_The records_.
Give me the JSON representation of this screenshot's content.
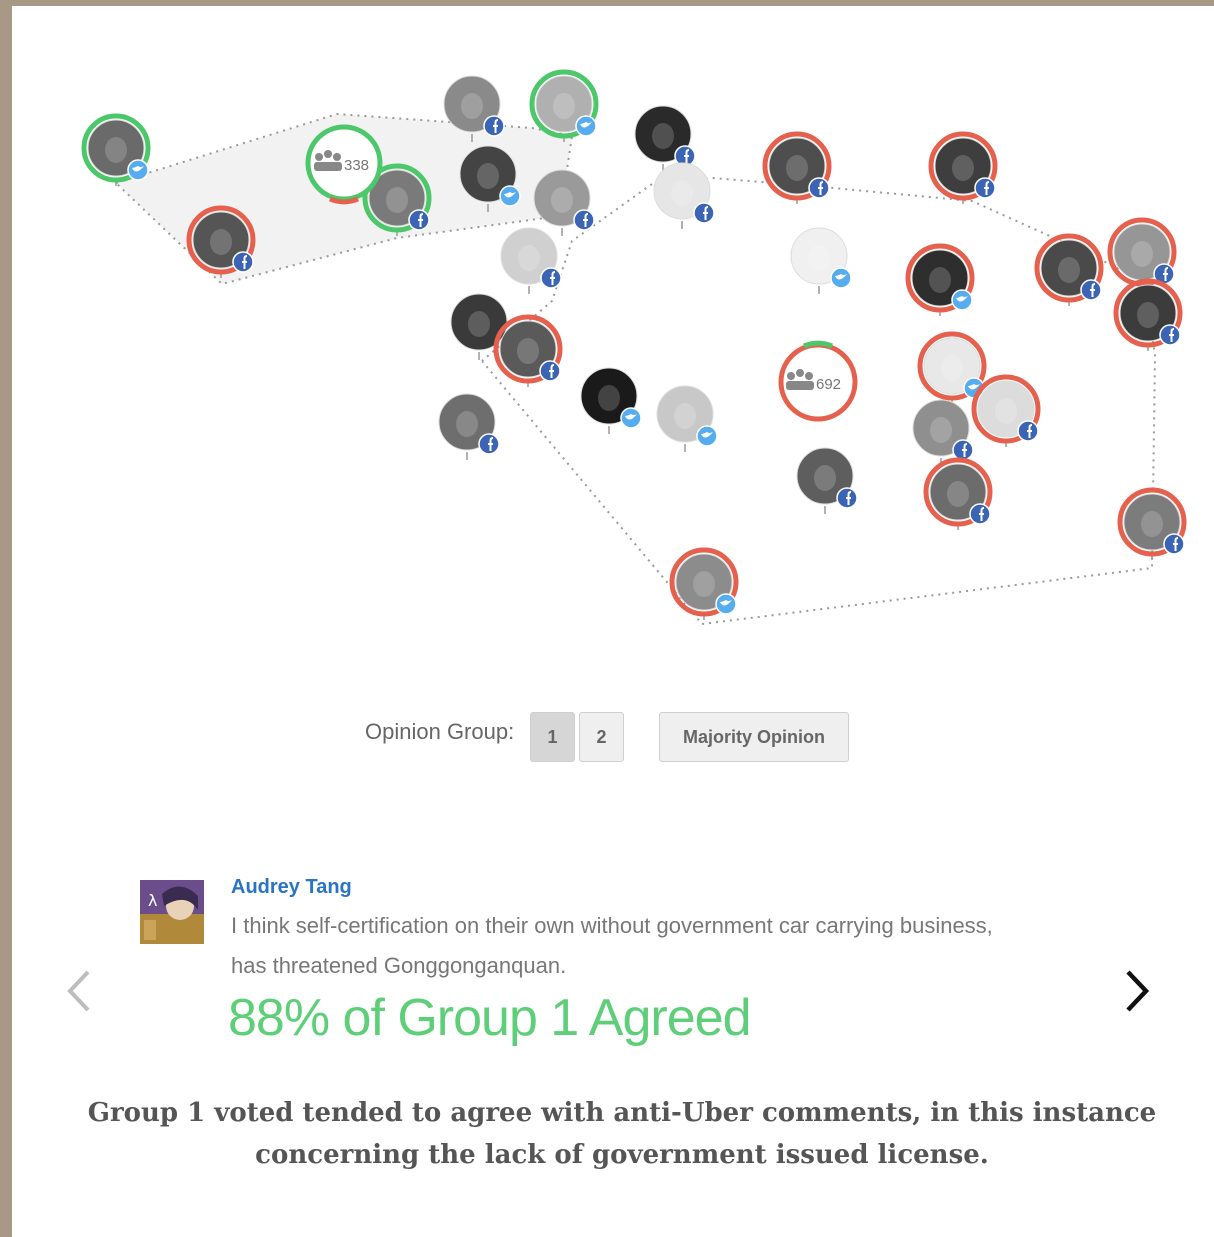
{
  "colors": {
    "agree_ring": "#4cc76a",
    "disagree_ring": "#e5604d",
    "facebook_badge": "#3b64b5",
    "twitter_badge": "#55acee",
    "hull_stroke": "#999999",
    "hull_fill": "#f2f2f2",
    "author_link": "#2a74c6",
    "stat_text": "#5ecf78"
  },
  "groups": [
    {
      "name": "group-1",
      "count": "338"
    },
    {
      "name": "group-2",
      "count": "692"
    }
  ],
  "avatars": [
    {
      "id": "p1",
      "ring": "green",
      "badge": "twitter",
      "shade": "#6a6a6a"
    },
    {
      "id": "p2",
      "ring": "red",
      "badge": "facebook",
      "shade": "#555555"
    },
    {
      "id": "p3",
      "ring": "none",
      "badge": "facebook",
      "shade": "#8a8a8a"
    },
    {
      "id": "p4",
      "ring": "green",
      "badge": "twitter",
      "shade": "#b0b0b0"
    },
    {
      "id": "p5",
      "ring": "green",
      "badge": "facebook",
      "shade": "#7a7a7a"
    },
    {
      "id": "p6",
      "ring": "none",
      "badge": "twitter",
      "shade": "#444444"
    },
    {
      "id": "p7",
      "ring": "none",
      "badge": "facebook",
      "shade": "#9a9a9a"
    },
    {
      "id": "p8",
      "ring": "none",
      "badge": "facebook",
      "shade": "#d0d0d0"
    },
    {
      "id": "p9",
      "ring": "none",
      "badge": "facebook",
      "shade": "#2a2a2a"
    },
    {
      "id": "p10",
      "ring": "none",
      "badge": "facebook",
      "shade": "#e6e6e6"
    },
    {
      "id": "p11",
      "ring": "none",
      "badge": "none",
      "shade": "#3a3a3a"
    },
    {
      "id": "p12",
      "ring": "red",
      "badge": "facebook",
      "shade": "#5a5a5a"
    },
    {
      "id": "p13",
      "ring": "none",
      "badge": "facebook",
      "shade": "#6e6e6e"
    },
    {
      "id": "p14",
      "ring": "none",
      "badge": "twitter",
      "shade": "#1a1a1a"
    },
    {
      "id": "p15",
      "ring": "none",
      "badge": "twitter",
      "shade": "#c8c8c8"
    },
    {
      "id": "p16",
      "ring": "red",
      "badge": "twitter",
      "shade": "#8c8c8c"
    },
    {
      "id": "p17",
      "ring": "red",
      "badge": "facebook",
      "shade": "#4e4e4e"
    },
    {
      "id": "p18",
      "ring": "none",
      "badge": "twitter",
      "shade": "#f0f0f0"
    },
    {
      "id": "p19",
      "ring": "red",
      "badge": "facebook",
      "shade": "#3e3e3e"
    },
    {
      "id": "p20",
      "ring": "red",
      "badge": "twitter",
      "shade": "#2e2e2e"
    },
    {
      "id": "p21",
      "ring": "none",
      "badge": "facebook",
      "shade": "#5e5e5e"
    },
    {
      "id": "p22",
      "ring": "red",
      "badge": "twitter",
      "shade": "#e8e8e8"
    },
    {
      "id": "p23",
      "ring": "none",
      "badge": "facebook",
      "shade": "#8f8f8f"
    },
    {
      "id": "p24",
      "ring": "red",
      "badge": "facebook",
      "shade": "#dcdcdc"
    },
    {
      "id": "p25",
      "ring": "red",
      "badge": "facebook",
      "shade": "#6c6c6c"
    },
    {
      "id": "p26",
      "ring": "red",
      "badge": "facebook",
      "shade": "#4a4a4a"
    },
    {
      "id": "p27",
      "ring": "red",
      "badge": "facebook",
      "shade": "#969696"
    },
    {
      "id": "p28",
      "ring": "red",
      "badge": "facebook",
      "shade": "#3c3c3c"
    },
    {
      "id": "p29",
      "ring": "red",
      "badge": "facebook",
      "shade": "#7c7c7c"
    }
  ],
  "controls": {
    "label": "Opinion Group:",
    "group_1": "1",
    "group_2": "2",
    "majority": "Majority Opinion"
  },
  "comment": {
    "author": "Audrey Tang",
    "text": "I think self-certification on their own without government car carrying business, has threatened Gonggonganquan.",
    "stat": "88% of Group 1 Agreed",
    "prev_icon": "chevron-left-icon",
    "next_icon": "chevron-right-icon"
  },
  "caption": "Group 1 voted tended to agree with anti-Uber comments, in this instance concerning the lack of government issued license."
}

_Task prompt_. Copy every record above exactly, leaving out any pictures.

_Correct response_.
Give me the JSON representation of this screenshot's content.
{
  "colors": {
    "agree_ring": "#4cc76a",
    "disagree_ring": "#e5604d",
    "facebook_badge": "#3b64b5",
    "twitter_badge": "#55acee",
    "hull_stroke": "#999999",
    "hull_fill": "#f2f2f2",
    "author_link": "#2a74c6",
    "stat_text": "#5ecf78"
  },
  "groups": [
    {
      "name": "group-1",
      "count": "338"
    },
    {
      "name": "group-2",
      "count": "692"
    }
  ],
  "avatars": [
    {
      "id": "p1",
      "ring": "green",
      "badge": "twitter",
      "shade": "#6a6a6a"
    },
    {
      "id": "p2",
      "ring": "red",
      "badge": "facebook",
      "shade": "#555555"
    },
    {
      "id": "p3",
      "ring": "none",
      "badge": "facebook",
      "shade": "#8a8a8a"
    },
    {
      "id": "p4",
      "ring": "green",
      "badge": "twitter",
      "shade": "#b0b0b0"
    },
    {
      "id": "p5",
      "ring": "green",
      "badge": "facebook",
      "shade": "#7a7a7a"
    },
    {
      "id": "p6",
      "ring": "none",
      "badge": "twitter",
      "shade": "#444444"
    },
    {
      "id": "p7",
      "ring": "none",
      "badge": "facebook",
      "shade": "#9a9a9a"
    },
    {
      "id": "p8",
      "ring": "none",
      "badge": "facebook",
      "shade": "#d0d0d0"
    },
    {
      "id": "p9",
      "ring": "none",
      "badge": "facebook",
      "shade": "#2a2a2a"
    },
    {
      "id": "p10",
      "ring": "none",
      "badge": "facebook",
      "shade": "#e6e6e6"
    },
    {
      "id": "p11",
      "ring": "none",
      "badge": "none",
      "shade": "#3a3a3a"
    },
    {
      "id": "p12",
      "ring": "red",
      "badge": "facebook",
      "shade": "#5a5a5a"
    },
    {
      "id": "p13",
      "ring": "none",
      "badge": "facebook",
      "shade": "#6e6e6e"
    },
    {
      "id": "p14",
      "ring": "none",
      "badge": "twitter",
      "shade": "#1a1a1a"
    },
    {
      "id": "p15",
      "ring": "none",
      "badge": "twitter",
      "shade": "#c8c8c8"
    },
    {
      "id": "p16",
      "ring": "red",
      "badge": "twitter",
      "shade": "#8c8c8c"
    },
    {
      "id": "p17",
      "ring": "red",
      "badge": "facebook",
      "shade": "#4e4e4e"
    },
    {
      "id": "p18",
      "ring": "none",
      "badge": "twitter",
      "shade": "#f0f0f0"
    },
    {
      "id": "p19",
      "ring": "red",
      "badge": "facebook",
      "shade": "#3e3e3e"
    },
    {
      "id": "p20",
      "ring": "red",
      "badge": "twitter",
      "shade": "#2e2e2e"
    },
    {
      "id": "p21",
      "ring": "none",
      "badge": "facebook",
      "shade": "#5e5e5e"
    },
    {
      "id": "p22",
      "ring": "red",
      "badge": "twitter",
      "shade": "#e8e8e8"
    },
    {
      "id": "p23",
      "ring": "none",
      "badge": "facebook",
      "shade": "#8f8f8f"
    },
    {
      "id": "p24",
      "ring": "red",
      "badge": "facebook",
      "shade": "#dcdcdc"
    },
    {
      "id": "p25",
      "ring": "red",
      "badge": "facebook",
      "shade": "#6c6c6c"
    },
    {
      "id": "p26",
      "ring": "red",
      "badge": "facebook",
      "shade": "#4a4a4a"
    },
    {
      "id": "p27",
      "ring": "red",
      "badge": "facebook",
      "shade": "#969696"
    },
    {
      "id": "p28",
      "ring": "red",
      "badge": "facebook",
      "shade": "#3c3c3c"
    },
    {
      "id": "p29",
      "ring": "red",
      "badge": "facebook",
      "shade": "#7c7c7c"
    }
  ],
  "controls": {
    "label": "Opinion Group:",
    "group_1": "1",
    "group_2": "2",
    "majority": "Majority Opinion"
  },
  "comment": {
    "author": "Audrey Tang",
    "text": "I think self-certification on their own without government car carrying business, has threatened Gonggonganquan.",
    "stat": "88% of Group 1 Agreed",
    "prev_icon": "chevron-left-icon",
    "next_icon": "chevron-right-icon"
  },
  "caption": "Group 1 voted tended to agree with anti-Uber comments, in this instance concerning the lack of government issued license."
}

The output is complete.